* Description of the task: Every line of the data must be copied exactly.

----

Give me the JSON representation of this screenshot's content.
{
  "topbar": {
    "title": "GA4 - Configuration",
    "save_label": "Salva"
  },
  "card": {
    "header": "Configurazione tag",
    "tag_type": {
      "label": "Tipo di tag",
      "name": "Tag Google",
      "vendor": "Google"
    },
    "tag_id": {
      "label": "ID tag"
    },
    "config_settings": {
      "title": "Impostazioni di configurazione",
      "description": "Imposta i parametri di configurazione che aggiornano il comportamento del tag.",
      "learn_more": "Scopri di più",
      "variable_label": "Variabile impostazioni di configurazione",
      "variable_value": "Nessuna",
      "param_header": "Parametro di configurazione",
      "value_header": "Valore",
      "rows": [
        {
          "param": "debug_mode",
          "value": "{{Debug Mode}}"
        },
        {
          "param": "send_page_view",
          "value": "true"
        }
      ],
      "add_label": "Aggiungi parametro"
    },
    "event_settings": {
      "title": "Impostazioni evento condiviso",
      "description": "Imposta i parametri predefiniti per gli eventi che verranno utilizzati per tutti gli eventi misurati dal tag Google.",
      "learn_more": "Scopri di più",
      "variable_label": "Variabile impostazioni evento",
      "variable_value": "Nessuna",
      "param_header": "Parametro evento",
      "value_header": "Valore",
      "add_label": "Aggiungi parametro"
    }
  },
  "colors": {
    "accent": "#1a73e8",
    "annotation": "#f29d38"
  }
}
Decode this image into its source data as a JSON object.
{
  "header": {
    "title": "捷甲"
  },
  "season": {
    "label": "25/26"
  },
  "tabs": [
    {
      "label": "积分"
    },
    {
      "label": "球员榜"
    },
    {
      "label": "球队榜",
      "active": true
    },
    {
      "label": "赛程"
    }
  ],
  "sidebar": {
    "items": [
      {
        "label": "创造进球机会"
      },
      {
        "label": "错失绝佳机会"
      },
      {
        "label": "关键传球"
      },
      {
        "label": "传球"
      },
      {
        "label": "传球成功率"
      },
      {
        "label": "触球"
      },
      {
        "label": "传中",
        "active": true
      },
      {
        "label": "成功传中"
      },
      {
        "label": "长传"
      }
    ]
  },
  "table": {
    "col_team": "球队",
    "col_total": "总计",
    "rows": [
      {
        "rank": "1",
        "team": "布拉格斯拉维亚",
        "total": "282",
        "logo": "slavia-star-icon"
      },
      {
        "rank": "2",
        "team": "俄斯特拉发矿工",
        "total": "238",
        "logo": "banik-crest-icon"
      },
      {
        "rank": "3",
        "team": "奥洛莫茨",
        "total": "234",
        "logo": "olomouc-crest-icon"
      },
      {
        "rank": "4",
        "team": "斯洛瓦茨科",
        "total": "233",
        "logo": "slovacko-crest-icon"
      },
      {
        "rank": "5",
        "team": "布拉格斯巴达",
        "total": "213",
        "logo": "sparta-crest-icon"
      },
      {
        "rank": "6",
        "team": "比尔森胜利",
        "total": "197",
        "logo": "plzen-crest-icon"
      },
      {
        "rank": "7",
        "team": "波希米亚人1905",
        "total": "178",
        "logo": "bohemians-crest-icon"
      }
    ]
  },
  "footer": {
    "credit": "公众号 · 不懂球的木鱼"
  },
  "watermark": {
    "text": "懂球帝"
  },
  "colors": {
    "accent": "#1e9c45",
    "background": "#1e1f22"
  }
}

----

* Exercise result:
Give me the JSON representation of this screenshot's content.
{
  "topbar": {
    "title": "GA4 - Configuration",
    "save_label": "Salva"
  },
  "card": {
    "header": "Configurazione tag",
    "tag_type": {
      "label": "Tipo di tag",
      "name": "Tag Google",
      "vendor": "Google"
    },
    "tag_id": {
      "label": "ID tag"
    },
    "config_settings": {
      "title": "Impostazioni di configurazione",
      "description": "Imposta i parametri di configurazione che aggiornano il comportamento del tag.",
      "learn_more": "Scopri di più",
      "variable_label": "Variabile impostazioni di configurazione",
      "variable_value": "Nessuna",
      "param_header": "Parametro di configurazione",
      "value_header": "Valore",
      "rows": [
        {
          "param": "debug_mode",
          "value": "{{Debug Mode}}"
        },
        {
          "param": "send_page_view",
          "value": "true"
        }
      ],
      "add_label": "Aggiungi parametro"
    },
    "event_settings": {
      "title": "Impostazioni evento condiviso",
      "description": "Imposta i parametri predefiniti per gli eventi che verranno utilizzati per tutti gli eventi misurati dal tag Google.",
      "learn_more": "Scopri di più",
      "variable_label": "Variabile impostazioni evento",
      "variable_value": "Nessuna",
      "param_header": "Parametro evento",
      "value_header": "Valore",
      "add_label": "Aggiungi parametro"
    }
  },
  "colors": {
    "accent": "#1a73e8",
    "annotation": "#f29d38"
  }
}
Decode this image into its source data as a JSON object.
{
  "header": {
    "title": "捷甲"
  },
  "season": {
    "label": "25/26"
  },
  "tabs": [
    {
      "label": "积分"
    },
    {
      "label": "球员榜"
    },
    {
      "label": "球队榜",
      "active": true
    },
    {
      "label": "赛程"
    }
  ],
  "sidebar": {
    "items": [
      {
        "label": "创造进球机会"
      },
      {
        "label": "错失绝佳机会"
      },
      {
        "label": "关键传球"
      },
      {
        "label": "传球"
      },
      {
        "label": "传球成功率"
      },
      {
        "label": "触球"
      },
      {
        "label": "传中",
        "active": true
      },
      {
        "label": "成功传中"
      },
      {
        "label": "长传"
      }
    ]
  },
  "table": {
    "col_team": "球队",
    "col_total": "总计",
    "rows": [
      {
        "rank": "1",
        "team": "布拉格斯拉维亚",
        "total": "282",
        "logo": "slavia-star-icon"
      },
      {
        "rank": "2",
        "team": "俄斯特拉发矿工",
        "total": "238",
        "logo": "banik-crest-icon"
      },
      {
        "rank": "3",
        "team": "奥洛莫茨",
        "total": "234",
        "logo": "olomouc-crest-icon"
      },
      {
        "rank": "4",
        "team": "斯洛瓦茨科",
        "total": "233",
        "logo": "slovacko-crest-icon"
      },
      {
        "rank": "5",
        "team": "布拉格斯巴达",
        "total": "213",
        "logo": "sparta-crest-icon"
      },
      {
        "rank": "6",
        "team": "比尔森胜利",
        "total": "197",
        "logo": "plzen-crest-icon"
      },
      {
        "rank": "7",
        "team": "波希米亚人1905",
        "total": "178",
        "logo": "bohemians-crest-icon"
      }
    ]
  },
  "footer": {
    "credit": "公众号 · 不懂球的木鱼"
  },
  "watermark": {
    "text": "懂球帝"
  },
  "colors": {
    "accent": "#1e9c45",
    "background": "#1e1f22"
  }
}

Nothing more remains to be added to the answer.